_Exercise aim_:
Search the material and gather each line with "screenshot" in it.

_Records for the exercise_:
►

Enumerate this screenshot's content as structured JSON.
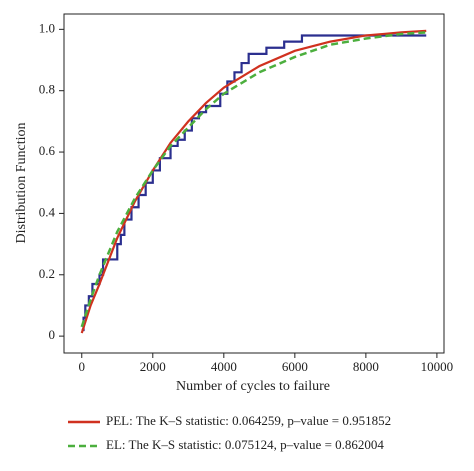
{
  "chart_data": {
    "type": "line",
    "x_label": "Number of cycles to failure",
    "y_label": "Distribution Function",
    "xlim": [
      -500,
      10200
    ],
    "ylim": [
      -0.055,
      1.05
    ],
    "xticks": [
      0,
      2000,
      4000,
      6000,
      8000,
      10000
    ],
    "yticks": [
      0,
      0.2,
      0.4,
      0.6,
      0.8,
      {
        "value": 1,
        "label": "1.0"
      }
    ],
    "legend": "bottom",
    "series": [
      {
        "color": "#2b2f8f",
        "step": "post",
        "dash": false,
        "x": [
          0,
          50,
          100,
          200,
          300,
          500,
          600,
          900,
          1000,
          1100,
          1200,
          1400,
          1600,
          1800,
          2000,
          2200,
          2500,
          2700,
          2900,
          3100,
          3300,
          3500,
          3900,
          4100,
          4300,
          4500,
          4700,
          5200,
          5700,
          6200,
          9700
        ],
        "values": [
          0.02,
          0.06,
          0.1,
          0.13,
          0.17,
          0.2,
          0.25,
          0.25,
          0.3,
          0.33,
          0.38,
          0.42,
          0.46,
          0.5,
          0.54,
          0.58,
          0.62,
          0.64,
          0.67,
          0.71,
          0.73,
          0.75,
          0.79,
          0.83,
          0.86,
          0.89,
          0.92,
          0.94,
          0.96,
          0.98,
          0.98
        ]
      },
      {
        "name": "PEL: The K–S statistic: 0.064259, p–value = 0.951852",
        "color": "#d0311f",
        "dash": false,
        "x": [
          0,
          250,
          500,
          1000,
          1500,
          2000,
          2500,
          3000,
          3500,
          4000,
          5000,
          6000,
          7000,
          8000,
          9000,
          9700
        ],
        "values": [
          0.01,
          0.1,
          0.17,
          0.32,
          0.44,
          0.54,
          0.63,
          0.7,
          0.76,
          0.81,
          0.88,
          0.93,
          0.96,
          0.98,
          0.99,
          0.995
        ]
      },
      {
        "name": "EL: The K–S statistic: 0.075124, p–value = 0.862004",
        "color": "#4caf3e",
        "dash": true,
        "x": [
          0,
          250,
          500,
          1000,
          1500,
          2000,
          2500,
          3000,
          3500,
          4000,
          5000,
          6000,
          7000,
          8000,
          9000,
          9700
        ],
        "values": [
          0.03,
          0.12,
          0.2,
          0.34,
          0.45,
          0.54,
          0.62,
          0.68,
          0.74,
          0.79,
          0.86,
          0.91,
          0.95,
          0.97,
          0.985,
          0.99
        ]
      }
    ]
  }
}
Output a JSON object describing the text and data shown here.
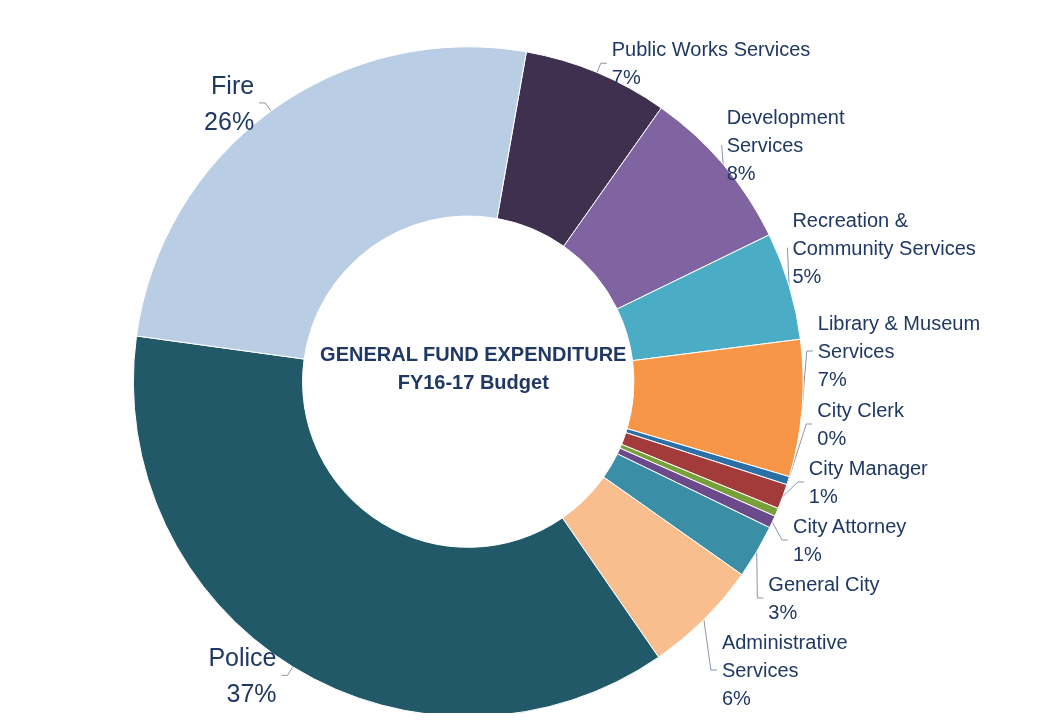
{
  "chart_data": {
    "type": "donut",
    "title": "GENERAL FUND EXPENDITURE",
    "subtitle": "FY16-17 Budget",
    "categories": [
      "Public Works Services",
      "Development Services",
      "Recreation & Community Services",
      "Library & Museum Services",
      "City Clerk",
      "City Manager",
      null,
      "City Attorney",
      "General City",
      "Administrative Services",
      "Police",
      "Fire"
    ],
    "values": [
      7.0,
      8.0,
      5.2,
      6.6,
      0.4,
      1.2,
      0.4,
      0.6,
      2.6,
      5.6,
      36.8,
      25.6
    ],
    "value_labels": [
      "7%",
      "8%",
      "5%",
      "7%",
      "0%",
      "1%",
      null,
      "1%",
      "3%",
      "6%",
      "37%",
      "26%"
    ],
    "colors": [
      "#3f3050",
      "#8064a2",
      "#4bacc6",
      "#f79646",
      "#2c6fa6",
      "#a33b3b",
      "#77a03b",
      "#6a4a8a",
      "#3a8ea5",
      "#f9be8e",
      "#215968",
      "#b9cde5"
    ],
    "legend": false
  }
}
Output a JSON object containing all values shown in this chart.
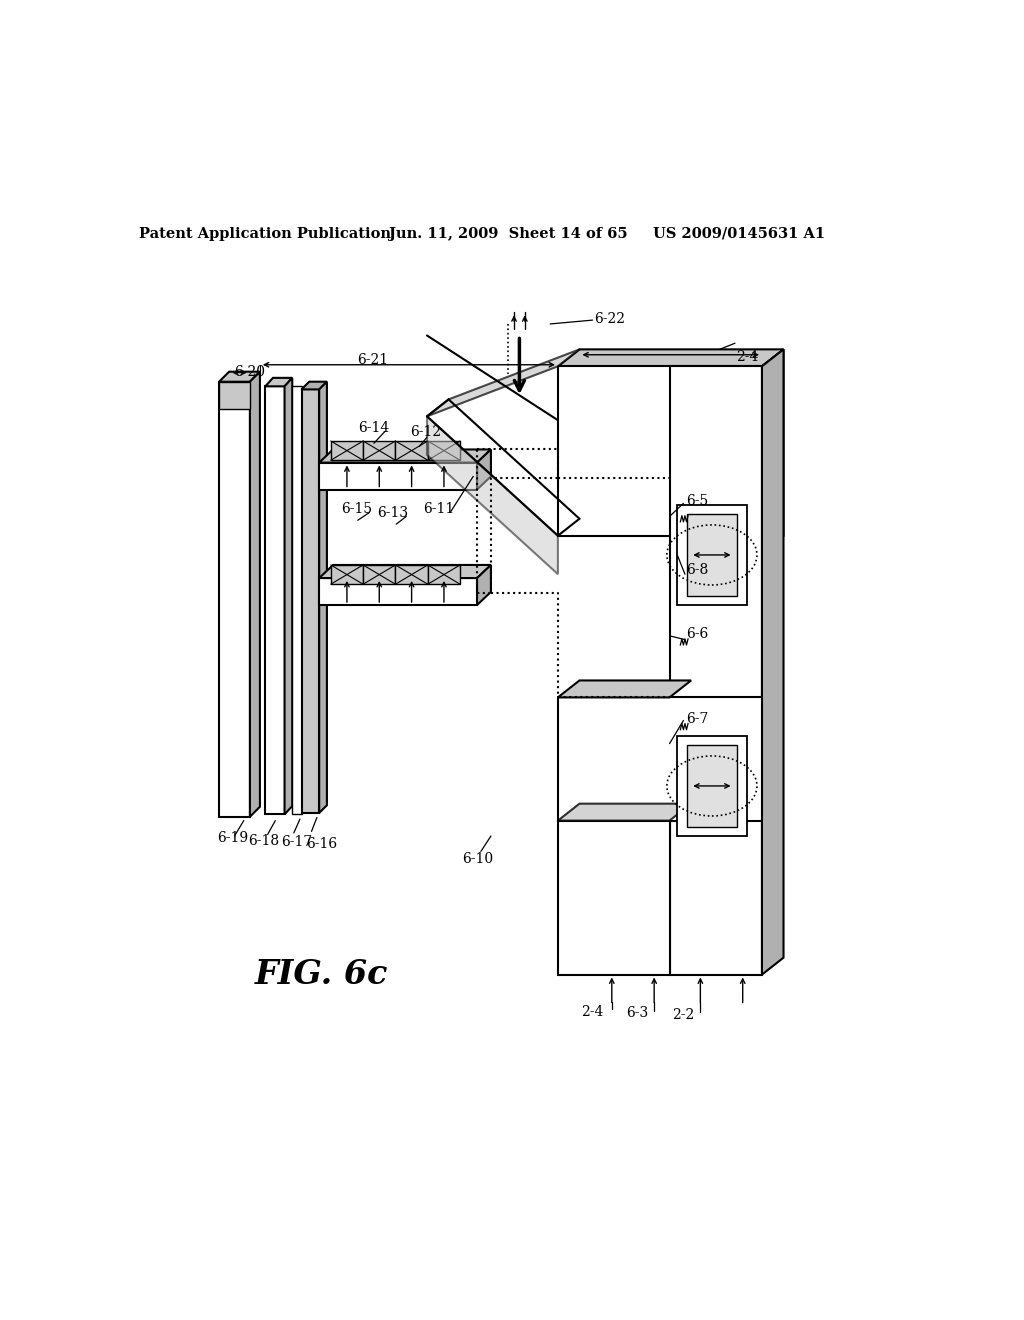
{
  "header_left": "Patent Application Publication",
  "header_mid": "Jun. 11, 2009  Sheet 14 of 65",
  "header_right": "US 2009/0145631 A1",
  "fig_label": "FIG. 6c",
  "bg_color": "#ffffff"
}
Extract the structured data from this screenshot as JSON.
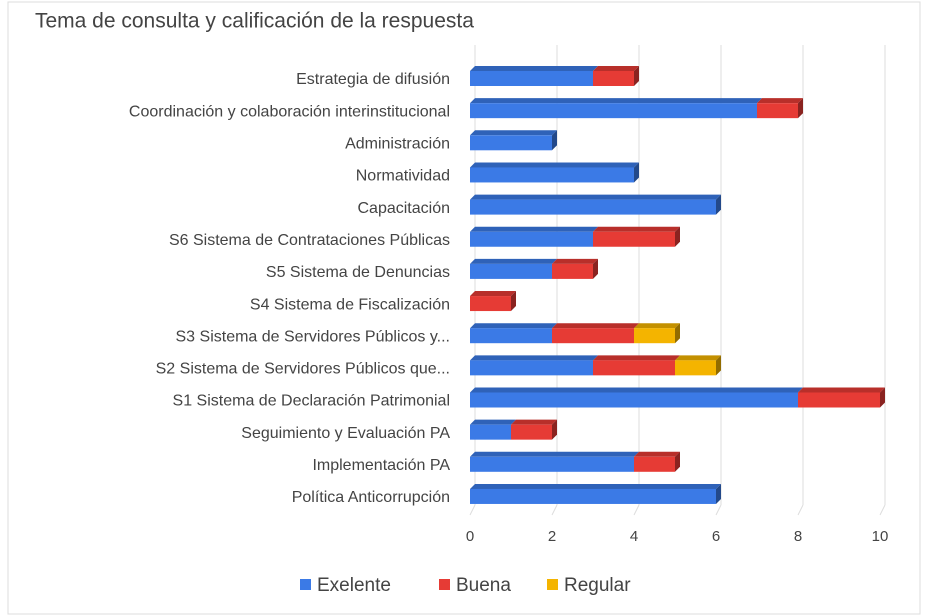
{
  "chart_data": {
    "type": "stacked-bar-horizontal",
    "title": "Tema de consulta y calificación de la respuesta",
    "categories": [
      "Estrategia de difusión",
      "Coordinación y colaboración interinstitucional",
      "Administración",
      "Normatividad",
      "Capacitación",
      "S6 Sistema de Contrataciones Públicas",
      "S5 Sistema de Denuncias",
      "S4 Sistema de Fiscalización",
      "S3 Sistema de Servidores Públicos y...",
      "S2 Sistema de Servidores Públicos que...",
      "S1 Sistema de Declaración Patrimonial",
      "Seguimiento y Evaluación PA",
      "Implementación PA",
      "Política Anticorrupción"
    ],
    "series": [
      {
        "name": "Exelente",
        "color": "#3b7ae6",
        "values": [
          3,
          7,
          2,
          4,
          6,
          3,
          2,
          0,
          2,
          3,
          8,
          1,
          4,
          6
        ]
      },
      {
        "name": "Buena",
        "color": "#e63b35",
        "values": [
          1,
          1,
          0,
          0,
          0,
          2,
          1,
          1,
          2,
          2,
          2,
          1,
          1,
          0
        ]
      },
      {
        "name": "Regular",
        "color": "#f4b400",
        "values": [
          0,
          0,
          0,
          0,
          0,
          0,
          0,
          0,
          1,
          1,
          0,
          0,
          0,
          0
        ]
      }
    ],
    "xlim": [
      0,
      10
    ],
    "xticks": [
      0,
      2,
      4,
      6,
      8,
      10
    ],
    "grid": true,
    "legend": "bottom"
  }
}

◄

_Full answer_:
Enumerate this screenshot's content as structured JSON.
Extract the structured data from this screenshot as JSON.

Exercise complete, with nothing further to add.